● DIRECTION 1:
In the Saints at Eagles preview, which team beat the Eagles on Christmas Eve?
● DIRECTION 2:
Please edit the Saints at Eagles preview from "The Saints’ passing" through "Olave can’t play.", changing "depleted" to "thin".
-- begin SELECTED TEXT --
Saints at Eagles: Five matchups to watch


After their road loss to the Dallas Cowboys on Christmas Eve, the Philadelphia Eagles will look to get back in the win column against the New Orleans Saints, thus clinching the NFC East as well as the 1-seed in the NFC playoffs. As an added bonus, they can deal a loss to the team whose first-round pick they own in the 2023 NFL Draft. Here are our five matchups to watch.

1) The Eagles’ run defense vs. Taysom Hill and Alvin Kamara

The Saints’ passing offense is depleted, to say the least, with several wide receivers out, and Andy Dalton at quarterback. We’ll get to that momentarily. Their offense has been at its best this year when they have gotten Taysom Hill going. It’s probably not a stretch to say that Hill is their best offensive skill player, if rookie WR Chris Olave can’t play.

Hill can run through tacklers:

And when the Saints use him at quarterback, he has the ability to beat you over the top if you can a little too over-aggressive in stopping the run.
-- end SELECTED TEXT --
-- begin DATA SUPPLIED --
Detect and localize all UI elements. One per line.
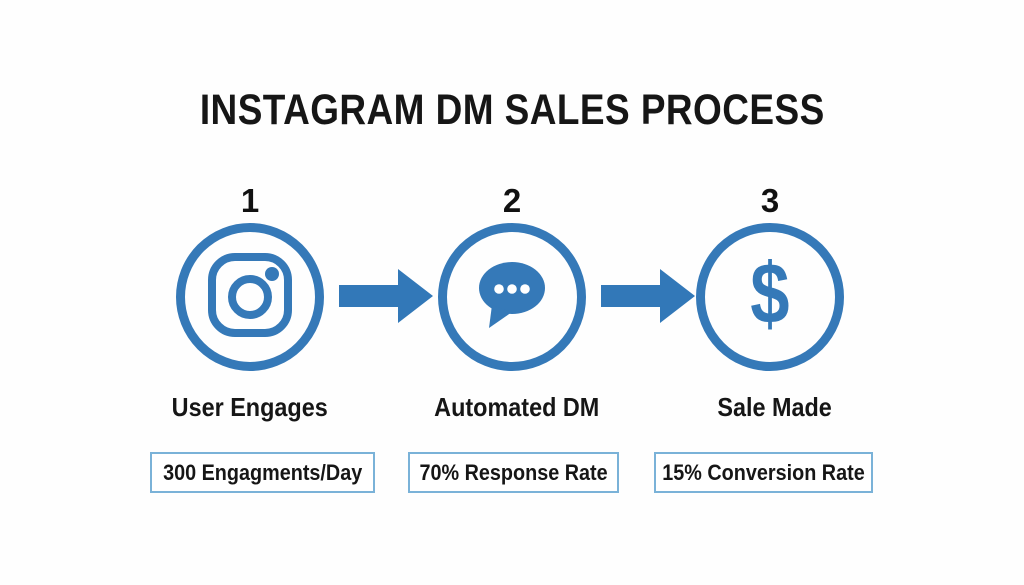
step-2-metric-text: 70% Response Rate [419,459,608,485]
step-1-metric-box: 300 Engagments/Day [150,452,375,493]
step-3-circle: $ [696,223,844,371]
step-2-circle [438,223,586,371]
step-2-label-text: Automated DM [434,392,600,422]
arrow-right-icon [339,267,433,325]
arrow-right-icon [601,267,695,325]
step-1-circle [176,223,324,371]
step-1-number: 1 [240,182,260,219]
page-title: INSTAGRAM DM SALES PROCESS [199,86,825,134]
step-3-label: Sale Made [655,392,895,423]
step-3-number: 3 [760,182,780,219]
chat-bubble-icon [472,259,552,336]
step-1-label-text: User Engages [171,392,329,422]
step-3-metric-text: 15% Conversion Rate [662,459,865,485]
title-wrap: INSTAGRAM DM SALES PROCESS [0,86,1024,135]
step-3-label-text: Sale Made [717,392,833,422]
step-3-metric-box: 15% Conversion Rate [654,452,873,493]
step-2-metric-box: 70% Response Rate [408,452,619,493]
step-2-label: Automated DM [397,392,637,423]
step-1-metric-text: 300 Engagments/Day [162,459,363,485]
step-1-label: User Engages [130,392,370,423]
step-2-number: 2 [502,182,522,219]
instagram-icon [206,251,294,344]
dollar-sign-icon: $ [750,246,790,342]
-- end DATA SUPPLIED --
● WRITTEN RESPONSE 1:
The Dallas Cowboys.

● WRITTEN RESPONSE 2:
The Saints’ passing offense is thin, to say the least, with several wide receivers out, and Andy Dalton at quarterback. We’ll get to that momentarily. Their offense has been at its best this year when they have gotten Taysom Hill going. It’s probably not a stretch to say that Hill is their best offensive skill player, if rookie WR Chris Olave can’t play.